# EXERCISE DETAILS:
How many lines in the records below hold the string "肚子为什么疼"? Please answer with the number and nothing more.

[Data entries]
○ ○ ○ ○ ○

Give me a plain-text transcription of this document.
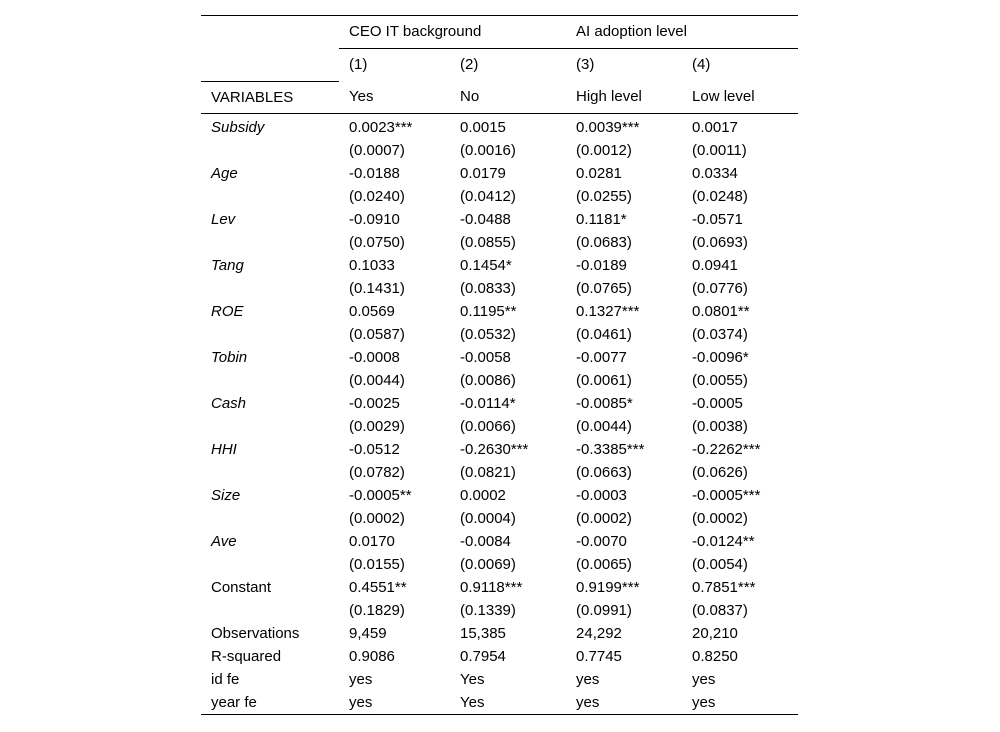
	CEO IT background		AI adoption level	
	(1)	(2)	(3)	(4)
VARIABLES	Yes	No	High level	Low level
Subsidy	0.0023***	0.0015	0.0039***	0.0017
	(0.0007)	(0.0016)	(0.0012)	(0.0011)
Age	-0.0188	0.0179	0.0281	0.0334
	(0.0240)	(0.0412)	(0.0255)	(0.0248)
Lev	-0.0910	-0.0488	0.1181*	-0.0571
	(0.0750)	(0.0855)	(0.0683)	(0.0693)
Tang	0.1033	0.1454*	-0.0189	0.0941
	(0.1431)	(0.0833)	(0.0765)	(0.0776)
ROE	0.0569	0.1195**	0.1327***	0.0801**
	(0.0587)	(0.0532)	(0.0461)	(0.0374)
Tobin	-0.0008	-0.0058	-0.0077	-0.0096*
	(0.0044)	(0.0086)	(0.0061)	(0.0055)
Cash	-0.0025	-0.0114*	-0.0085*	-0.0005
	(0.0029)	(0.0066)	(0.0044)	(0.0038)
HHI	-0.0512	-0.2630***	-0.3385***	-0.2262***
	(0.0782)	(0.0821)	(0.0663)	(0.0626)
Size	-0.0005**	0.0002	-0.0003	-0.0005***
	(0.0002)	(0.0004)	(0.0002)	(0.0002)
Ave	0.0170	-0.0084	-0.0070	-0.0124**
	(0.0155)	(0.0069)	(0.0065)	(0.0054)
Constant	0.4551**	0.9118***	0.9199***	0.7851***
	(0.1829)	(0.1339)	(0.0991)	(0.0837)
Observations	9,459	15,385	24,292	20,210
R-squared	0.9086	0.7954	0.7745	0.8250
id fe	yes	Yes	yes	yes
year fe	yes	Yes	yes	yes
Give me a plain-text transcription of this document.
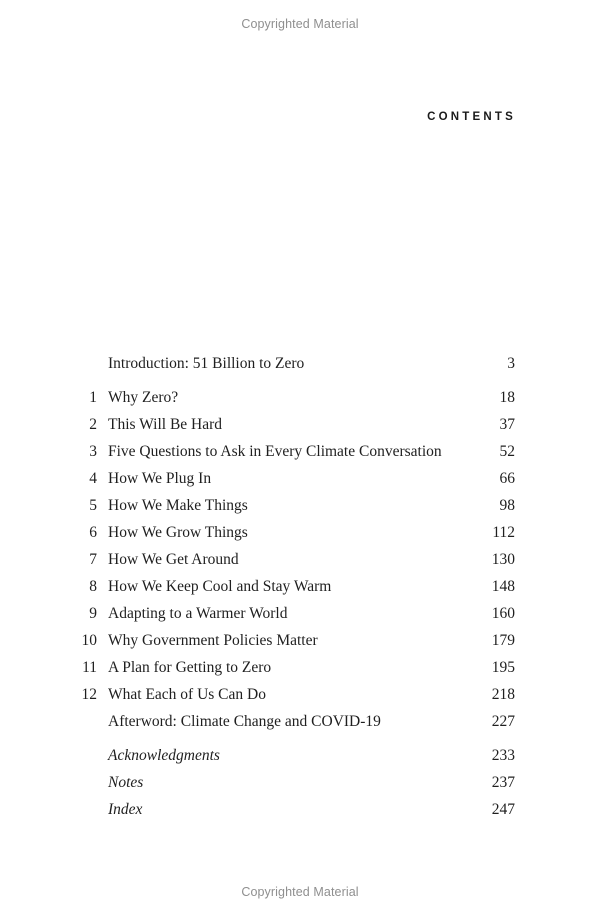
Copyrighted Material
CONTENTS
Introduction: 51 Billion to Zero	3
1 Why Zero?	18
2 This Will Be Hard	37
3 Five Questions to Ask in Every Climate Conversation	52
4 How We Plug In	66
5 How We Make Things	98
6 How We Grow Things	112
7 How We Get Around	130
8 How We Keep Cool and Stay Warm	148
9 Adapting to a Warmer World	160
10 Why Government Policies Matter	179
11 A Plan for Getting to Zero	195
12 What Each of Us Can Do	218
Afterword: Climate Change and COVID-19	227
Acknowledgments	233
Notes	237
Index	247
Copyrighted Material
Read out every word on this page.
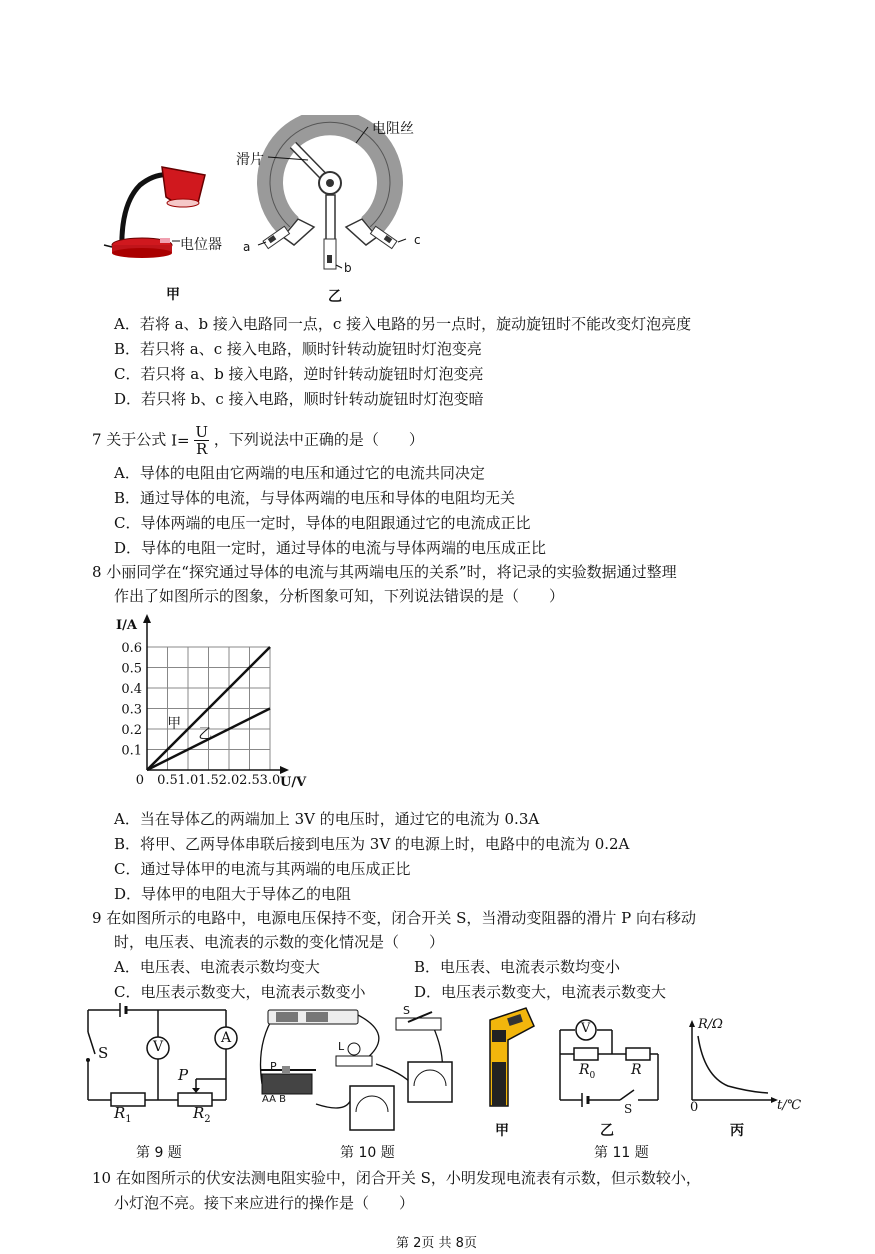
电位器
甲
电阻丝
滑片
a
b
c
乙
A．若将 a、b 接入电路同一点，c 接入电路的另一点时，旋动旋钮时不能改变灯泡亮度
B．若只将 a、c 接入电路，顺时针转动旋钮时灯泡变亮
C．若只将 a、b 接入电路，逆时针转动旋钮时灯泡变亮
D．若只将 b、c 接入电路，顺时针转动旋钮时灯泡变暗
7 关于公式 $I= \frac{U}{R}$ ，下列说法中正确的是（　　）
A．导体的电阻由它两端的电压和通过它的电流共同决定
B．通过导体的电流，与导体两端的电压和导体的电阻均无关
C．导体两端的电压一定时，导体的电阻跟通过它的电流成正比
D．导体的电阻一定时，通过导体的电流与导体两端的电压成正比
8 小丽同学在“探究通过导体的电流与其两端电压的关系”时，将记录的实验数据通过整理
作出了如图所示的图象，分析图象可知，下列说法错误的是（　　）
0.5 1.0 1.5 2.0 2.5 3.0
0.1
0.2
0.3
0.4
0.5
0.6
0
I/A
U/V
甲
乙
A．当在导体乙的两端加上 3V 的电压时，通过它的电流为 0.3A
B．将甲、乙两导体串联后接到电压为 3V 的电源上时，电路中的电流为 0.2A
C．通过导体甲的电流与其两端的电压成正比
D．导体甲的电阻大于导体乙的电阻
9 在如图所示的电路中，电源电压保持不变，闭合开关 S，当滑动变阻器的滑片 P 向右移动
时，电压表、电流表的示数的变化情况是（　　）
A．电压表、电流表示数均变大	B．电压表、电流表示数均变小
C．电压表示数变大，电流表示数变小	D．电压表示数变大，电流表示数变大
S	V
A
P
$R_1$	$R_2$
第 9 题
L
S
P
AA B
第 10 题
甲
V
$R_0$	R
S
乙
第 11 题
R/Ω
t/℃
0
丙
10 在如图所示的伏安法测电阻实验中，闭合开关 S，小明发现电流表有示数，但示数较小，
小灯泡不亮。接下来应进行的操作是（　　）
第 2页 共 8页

○ ○ ○ ○ ○

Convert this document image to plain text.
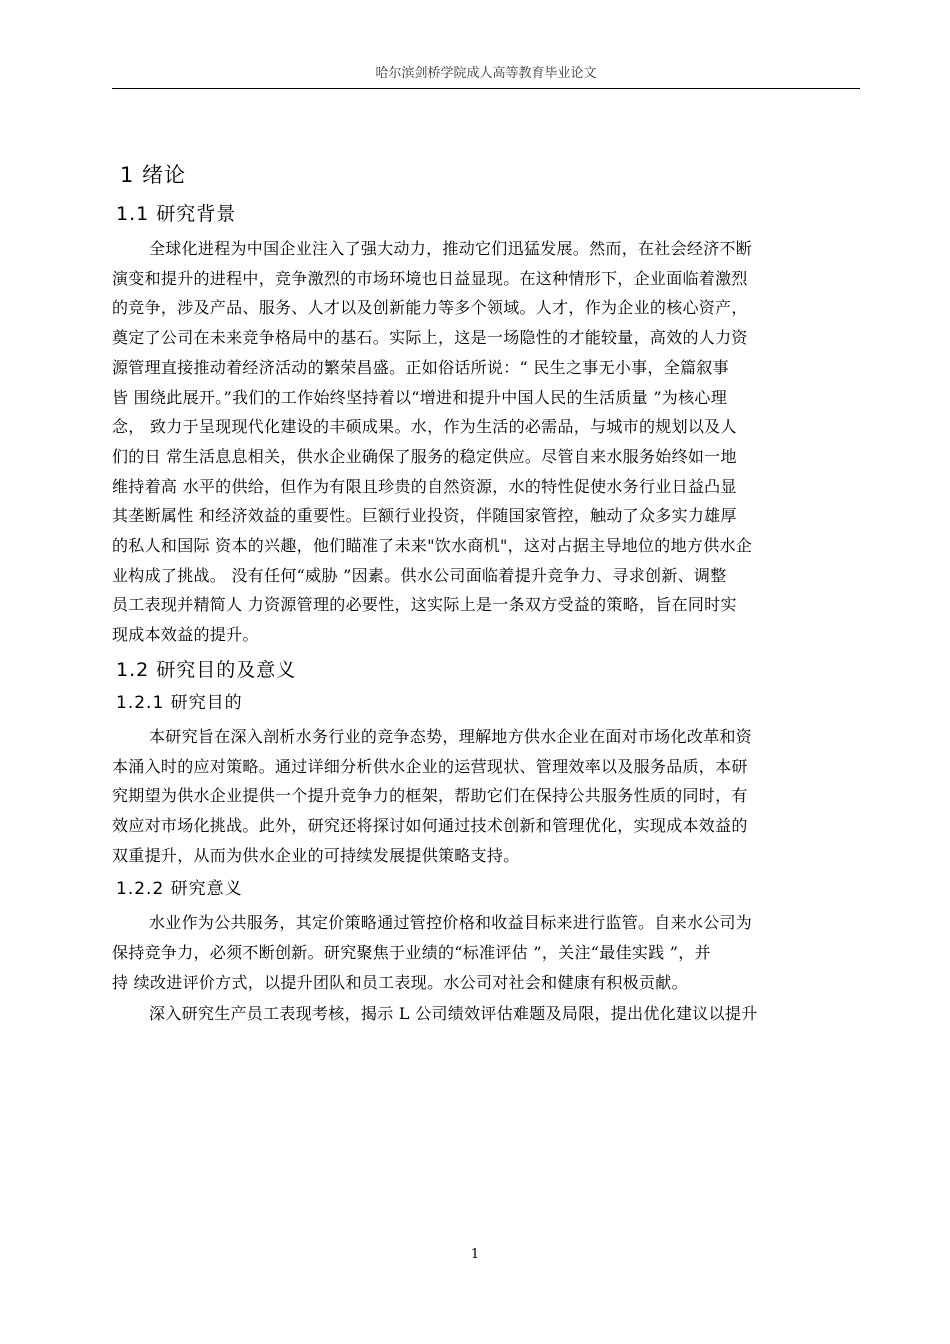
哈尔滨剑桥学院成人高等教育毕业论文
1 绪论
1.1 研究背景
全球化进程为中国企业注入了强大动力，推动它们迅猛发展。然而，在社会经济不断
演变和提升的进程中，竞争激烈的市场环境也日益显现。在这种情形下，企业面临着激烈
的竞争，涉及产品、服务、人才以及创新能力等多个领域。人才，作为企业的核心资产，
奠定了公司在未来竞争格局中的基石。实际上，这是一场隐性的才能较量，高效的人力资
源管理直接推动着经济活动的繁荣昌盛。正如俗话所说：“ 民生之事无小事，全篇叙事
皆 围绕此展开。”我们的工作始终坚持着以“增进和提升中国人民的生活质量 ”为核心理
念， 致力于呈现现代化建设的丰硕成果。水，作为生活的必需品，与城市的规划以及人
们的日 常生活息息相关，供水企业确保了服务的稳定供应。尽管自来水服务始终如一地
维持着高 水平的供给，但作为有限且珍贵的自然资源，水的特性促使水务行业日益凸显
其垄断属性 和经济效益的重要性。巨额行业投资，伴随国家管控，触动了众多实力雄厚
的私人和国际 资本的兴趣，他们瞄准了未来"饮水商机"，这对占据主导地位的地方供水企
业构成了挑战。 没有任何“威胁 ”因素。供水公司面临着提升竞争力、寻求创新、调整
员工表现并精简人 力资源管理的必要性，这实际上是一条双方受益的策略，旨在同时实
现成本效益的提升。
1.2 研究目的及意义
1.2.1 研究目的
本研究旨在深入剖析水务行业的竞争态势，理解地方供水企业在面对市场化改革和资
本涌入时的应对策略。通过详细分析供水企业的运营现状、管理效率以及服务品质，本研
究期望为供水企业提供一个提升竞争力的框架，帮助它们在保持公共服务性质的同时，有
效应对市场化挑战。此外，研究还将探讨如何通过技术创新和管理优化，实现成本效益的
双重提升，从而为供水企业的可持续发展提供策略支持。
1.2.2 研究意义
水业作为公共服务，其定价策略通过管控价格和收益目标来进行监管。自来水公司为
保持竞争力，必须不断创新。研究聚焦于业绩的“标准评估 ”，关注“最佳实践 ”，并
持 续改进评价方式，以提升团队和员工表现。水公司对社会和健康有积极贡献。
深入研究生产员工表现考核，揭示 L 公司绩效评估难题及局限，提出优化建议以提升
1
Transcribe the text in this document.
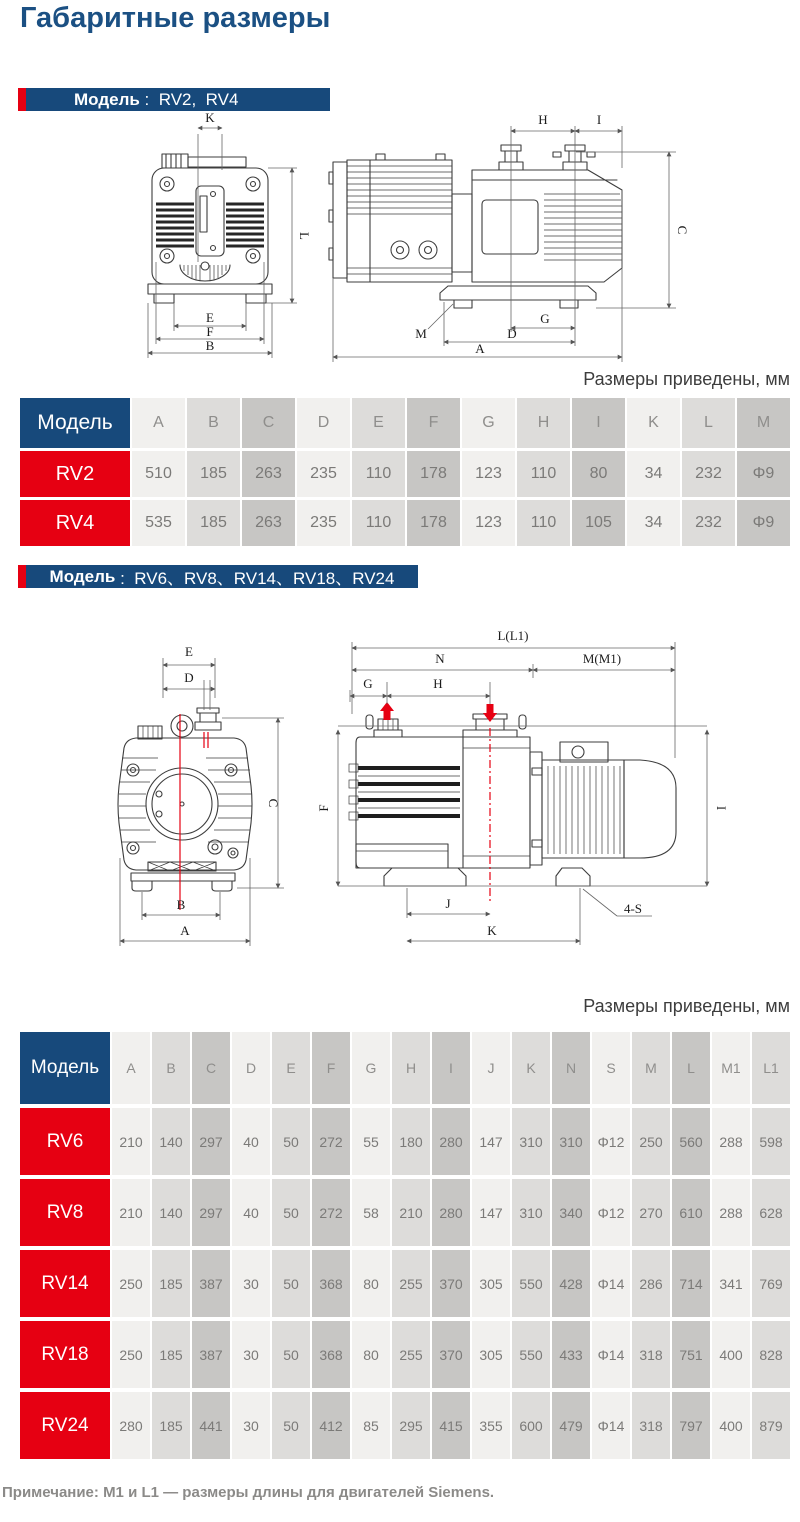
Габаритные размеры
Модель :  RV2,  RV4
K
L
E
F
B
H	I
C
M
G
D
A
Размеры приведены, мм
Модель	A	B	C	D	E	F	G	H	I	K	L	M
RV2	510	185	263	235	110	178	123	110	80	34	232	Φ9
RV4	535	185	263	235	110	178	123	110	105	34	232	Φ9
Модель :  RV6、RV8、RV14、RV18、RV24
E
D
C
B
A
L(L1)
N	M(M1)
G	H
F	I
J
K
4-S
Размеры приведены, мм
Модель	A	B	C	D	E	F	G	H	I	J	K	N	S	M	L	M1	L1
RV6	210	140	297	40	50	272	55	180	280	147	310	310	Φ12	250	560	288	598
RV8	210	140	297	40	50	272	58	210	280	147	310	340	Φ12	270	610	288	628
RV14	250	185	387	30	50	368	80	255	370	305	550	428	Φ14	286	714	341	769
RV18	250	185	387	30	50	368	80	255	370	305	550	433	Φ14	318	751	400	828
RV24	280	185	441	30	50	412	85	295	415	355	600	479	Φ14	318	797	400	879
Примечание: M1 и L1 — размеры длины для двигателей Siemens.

○ ○ ○ ○ ○

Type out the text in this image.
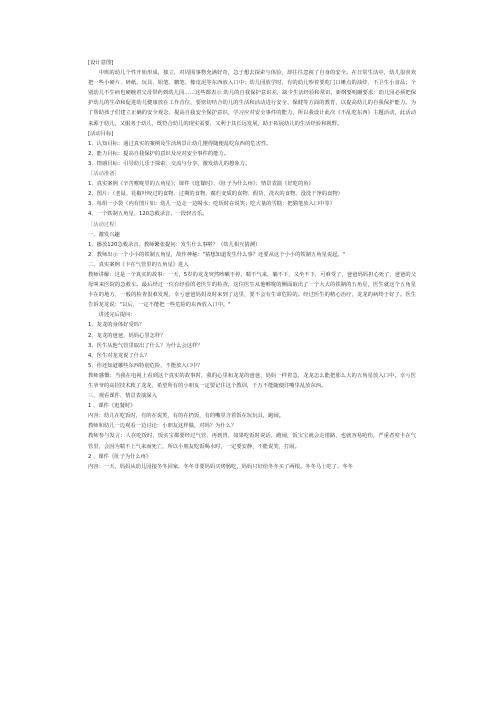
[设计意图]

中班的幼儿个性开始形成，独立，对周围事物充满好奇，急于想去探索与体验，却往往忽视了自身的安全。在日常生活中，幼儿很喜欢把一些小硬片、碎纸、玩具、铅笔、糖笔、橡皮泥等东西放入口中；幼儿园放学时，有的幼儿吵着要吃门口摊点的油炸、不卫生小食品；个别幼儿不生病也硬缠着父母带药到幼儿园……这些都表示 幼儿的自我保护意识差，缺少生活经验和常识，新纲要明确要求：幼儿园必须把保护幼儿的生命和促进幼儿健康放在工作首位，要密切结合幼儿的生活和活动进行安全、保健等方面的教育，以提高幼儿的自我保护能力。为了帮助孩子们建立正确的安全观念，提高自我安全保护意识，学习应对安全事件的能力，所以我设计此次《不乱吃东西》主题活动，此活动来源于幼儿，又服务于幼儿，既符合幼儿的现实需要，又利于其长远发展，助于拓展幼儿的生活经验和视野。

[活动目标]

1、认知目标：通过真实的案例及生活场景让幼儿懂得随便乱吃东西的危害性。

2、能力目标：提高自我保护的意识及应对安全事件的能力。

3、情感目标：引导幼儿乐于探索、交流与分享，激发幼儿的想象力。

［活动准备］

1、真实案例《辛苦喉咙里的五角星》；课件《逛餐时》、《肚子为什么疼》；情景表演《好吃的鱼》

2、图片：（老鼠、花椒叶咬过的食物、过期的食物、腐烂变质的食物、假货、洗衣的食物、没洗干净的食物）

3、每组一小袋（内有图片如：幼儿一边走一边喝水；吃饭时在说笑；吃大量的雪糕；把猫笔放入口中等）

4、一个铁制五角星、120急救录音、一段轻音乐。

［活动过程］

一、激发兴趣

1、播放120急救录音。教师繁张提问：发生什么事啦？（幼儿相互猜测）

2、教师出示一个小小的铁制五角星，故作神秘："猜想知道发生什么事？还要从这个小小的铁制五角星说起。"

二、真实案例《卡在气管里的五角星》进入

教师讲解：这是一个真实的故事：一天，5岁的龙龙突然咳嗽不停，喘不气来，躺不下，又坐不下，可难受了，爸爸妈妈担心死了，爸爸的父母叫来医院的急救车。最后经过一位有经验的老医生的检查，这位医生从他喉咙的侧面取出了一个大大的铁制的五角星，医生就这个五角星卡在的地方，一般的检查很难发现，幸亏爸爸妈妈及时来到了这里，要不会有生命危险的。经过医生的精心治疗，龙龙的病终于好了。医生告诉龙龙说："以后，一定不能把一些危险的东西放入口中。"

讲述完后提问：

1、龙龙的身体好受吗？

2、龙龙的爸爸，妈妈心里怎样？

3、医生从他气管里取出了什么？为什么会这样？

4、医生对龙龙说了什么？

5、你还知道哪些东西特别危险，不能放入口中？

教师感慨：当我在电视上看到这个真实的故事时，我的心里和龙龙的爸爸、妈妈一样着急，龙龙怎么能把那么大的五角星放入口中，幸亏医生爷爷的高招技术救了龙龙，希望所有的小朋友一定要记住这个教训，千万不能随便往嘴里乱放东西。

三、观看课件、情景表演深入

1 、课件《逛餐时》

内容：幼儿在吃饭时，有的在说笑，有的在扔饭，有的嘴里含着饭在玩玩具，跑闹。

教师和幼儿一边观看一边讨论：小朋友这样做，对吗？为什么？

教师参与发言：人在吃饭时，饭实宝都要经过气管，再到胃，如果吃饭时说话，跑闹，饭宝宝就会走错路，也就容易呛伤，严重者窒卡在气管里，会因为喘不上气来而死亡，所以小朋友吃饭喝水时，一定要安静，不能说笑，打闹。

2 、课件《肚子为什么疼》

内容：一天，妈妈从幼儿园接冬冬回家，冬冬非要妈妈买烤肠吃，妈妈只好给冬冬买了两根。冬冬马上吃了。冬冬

○ ○ ○ ○ ○

# THE REPLY:
2